### Exercise task
Make an exact copy of all the data.

### Provided records
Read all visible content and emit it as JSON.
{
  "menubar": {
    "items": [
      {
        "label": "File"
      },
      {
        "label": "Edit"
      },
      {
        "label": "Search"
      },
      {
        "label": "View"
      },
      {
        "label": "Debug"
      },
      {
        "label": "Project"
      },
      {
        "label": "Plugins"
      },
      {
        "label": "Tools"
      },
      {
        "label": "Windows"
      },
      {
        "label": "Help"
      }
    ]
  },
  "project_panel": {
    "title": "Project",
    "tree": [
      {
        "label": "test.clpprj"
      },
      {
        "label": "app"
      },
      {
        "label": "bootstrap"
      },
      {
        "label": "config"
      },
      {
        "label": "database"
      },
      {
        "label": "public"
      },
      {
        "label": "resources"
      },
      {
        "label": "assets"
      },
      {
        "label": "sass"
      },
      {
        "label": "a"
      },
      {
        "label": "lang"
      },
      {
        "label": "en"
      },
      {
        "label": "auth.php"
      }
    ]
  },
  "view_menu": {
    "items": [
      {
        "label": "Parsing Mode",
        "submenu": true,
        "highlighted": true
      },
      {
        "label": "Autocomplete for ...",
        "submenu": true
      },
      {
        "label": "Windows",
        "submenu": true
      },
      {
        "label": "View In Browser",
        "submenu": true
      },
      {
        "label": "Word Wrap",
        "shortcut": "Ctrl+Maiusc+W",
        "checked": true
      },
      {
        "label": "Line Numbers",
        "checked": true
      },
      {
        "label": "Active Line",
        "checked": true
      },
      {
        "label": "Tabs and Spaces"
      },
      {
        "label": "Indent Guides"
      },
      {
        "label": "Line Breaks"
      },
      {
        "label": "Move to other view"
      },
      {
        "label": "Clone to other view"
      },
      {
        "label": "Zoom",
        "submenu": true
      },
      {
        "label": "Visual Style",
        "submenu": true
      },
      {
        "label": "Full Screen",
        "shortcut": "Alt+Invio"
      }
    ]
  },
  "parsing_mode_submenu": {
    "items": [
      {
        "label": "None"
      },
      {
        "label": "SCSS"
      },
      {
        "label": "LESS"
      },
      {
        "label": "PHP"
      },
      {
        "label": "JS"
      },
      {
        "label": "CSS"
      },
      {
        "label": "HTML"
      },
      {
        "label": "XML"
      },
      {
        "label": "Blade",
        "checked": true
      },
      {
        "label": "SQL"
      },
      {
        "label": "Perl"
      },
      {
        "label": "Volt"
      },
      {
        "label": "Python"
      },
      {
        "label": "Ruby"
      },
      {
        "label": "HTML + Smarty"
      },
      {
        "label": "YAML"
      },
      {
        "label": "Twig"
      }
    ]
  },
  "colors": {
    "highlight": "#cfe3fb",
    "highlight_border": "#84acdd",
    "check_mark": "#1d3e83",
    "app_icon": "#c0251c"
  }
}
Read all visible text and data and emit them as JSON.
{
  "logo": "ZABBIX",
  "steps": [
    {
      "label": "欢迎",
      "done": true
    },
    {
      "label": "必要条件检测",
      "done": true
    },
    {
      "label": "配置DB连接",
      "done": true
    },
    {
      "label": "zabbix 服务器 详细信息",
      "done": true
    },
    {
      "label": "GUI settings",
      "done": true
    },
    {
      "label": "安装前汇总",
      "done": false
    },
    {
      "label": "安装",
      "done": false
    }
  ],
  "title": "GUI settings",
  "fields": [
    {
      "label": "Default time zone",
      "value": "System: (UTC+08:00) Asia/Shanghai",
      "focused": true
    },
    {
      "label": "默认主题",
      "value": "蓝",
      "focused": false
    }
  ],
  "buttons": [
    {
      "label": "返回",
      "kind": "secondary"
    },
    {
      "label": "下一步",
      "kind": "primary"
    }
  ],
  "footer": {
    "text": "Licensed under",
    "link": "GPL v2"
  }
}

### In response
Read all visible content and emit it as JSON.
{
  "menubar": {
    "items": [
      {
        "label": "File"
      },
      {
        "label": "Edit"
      },
      {
        "label": "Search"
      },
      {
        "label": "View"
      },
      {
        "label": "Debug"
      },
      {
        "label": "Project"
      },
      {
        "label": "Plugins"
      },
      {
        "label": "Tools"
      },
      {
        "label": "Windows"
      },
      {
        "label": "Help"
      }
    ]
  },
  "project_panel": {
    "title": "Project",
    "tree": [
      {
        "label": "test.clpprj"
      },
      {
        "label": "app"
      },
      {
        "label": "bootstrap"
      },
      {
        "label": "config"
      },
      {
        "label": "database"
      },
      {
        "label": "public"
      },
      {
        "label": "resources"
      },
      {
        "label": "assets"
      },
      {
        "label": "sass"
      },
      {
        "label": "a"
      },
      {
        "label": "lang"
      },
      {
        "label": "en"
      },
      {
        "label": "auth.php"
      }
    ]
  },
  "view_menu": {
    "items": [
      {
        "label": "Parsing Mode",
        "submenu": true,
        "highlighted": true
      },
      {
        "label": "Autocomplete for ...",
        "submenu": true
      },
      {
        "label": "Windows",
        "submenu": true
      },
      {
        "label": "View In Browser",
        "submenu": true
      },
      {
        "label": "Word Wrap",
        "shortcut": "Ctrl+Maiusc+W",
        "checked": true
      },
      {
        "label": "Line Numbers",
        "checked": true
      },
      {
        "label": "Active Line",
        "checked": true
      },
      {
        "label": "Tabs and Spaces"
      },
      {
        "label": "Indent Guides"
      },
      {
        "label": "Line Breaks"
      },
      {
        "label": "Move to other view"
      },
      {
        "label": "Clone to other view"
      },
      {
        "label": "Zoom",
        "submenu": true
      },
      {
        "label": "Visual Style",
        "submenu": true
      },
      {
        "label": "Full Screen",
        "shortcut": "Alt+Invio"
      }
    ]
  },
  "parsing_mode_submenu": {
    "items": [
      {
        "label": "None"
      },
      {
        "label": "SCSS"
      },
      {
        "label": "LESS"
      },
      {
        "label": "PHP"
      },
      {
        "label": "JS"
      },
      {
        "label": "CSS"
      },
      {
        "label": "HTML"
      },
      {
        "label": "XML"
      },
      {
        "label": "Blade",
        "checked": true
      },
      {
        "label": "SQL"
      },
      {
        "label": "Perl"
      },
      {
        "label": "Volt"
      },
      {
        "label": "Python"
      },
      {
        "label": "Ruby"
      },
      {
        "label": "HTML + Smarty"
      },
      {
        "label": "YAML"
      },
      {
        "label": "Twig"
      }
    ]
  },
  "colors": {
    "highlight": "#cfe3fb",
    "highlight_border": "#84acdd",
    "check_mark": "#1d3e83",
    "app_icon": "#c0251c"
  }
}
Read all visible text and data and emit them as JSON.
{
  "logo": "ZABBIX",
  "steps": [
    {
      "label": "欢迎",
      "done": true
    },
    {
      "label": "必要条件检测",
      "done": true
    },
    {
      "label": "配置DB连接",
      "done": true
    },
    {
      "label": "zabbix 服务器 详细信息",
      "done": true
    },
    {
      "label": "GUI settings",
      "done": true
    },
    {
      "label": "安装前汇总",
      "done": false
    },
    {
      "label": "安装",
      "done": false
    }
  ],
  "title": "GUI settings",
  "fields": [
    {
      "label": "Default time zone",
      "value": "System: (UTC+08:00) Asia/Shanghai",
      "focused": true
    },
    {
      "label": "默认主题",
      "value": "蓝",
      "focused": false
    }
  ],
  "buttons": [
    {
      "label": "返回",
      "kind": "secondary"
    },
    {
      "label": "下一步",
      "kind": "primary"
    }
  ],
  "footer": {
    "text": "Licensed under",
    "link": "GPL v2"
  }
}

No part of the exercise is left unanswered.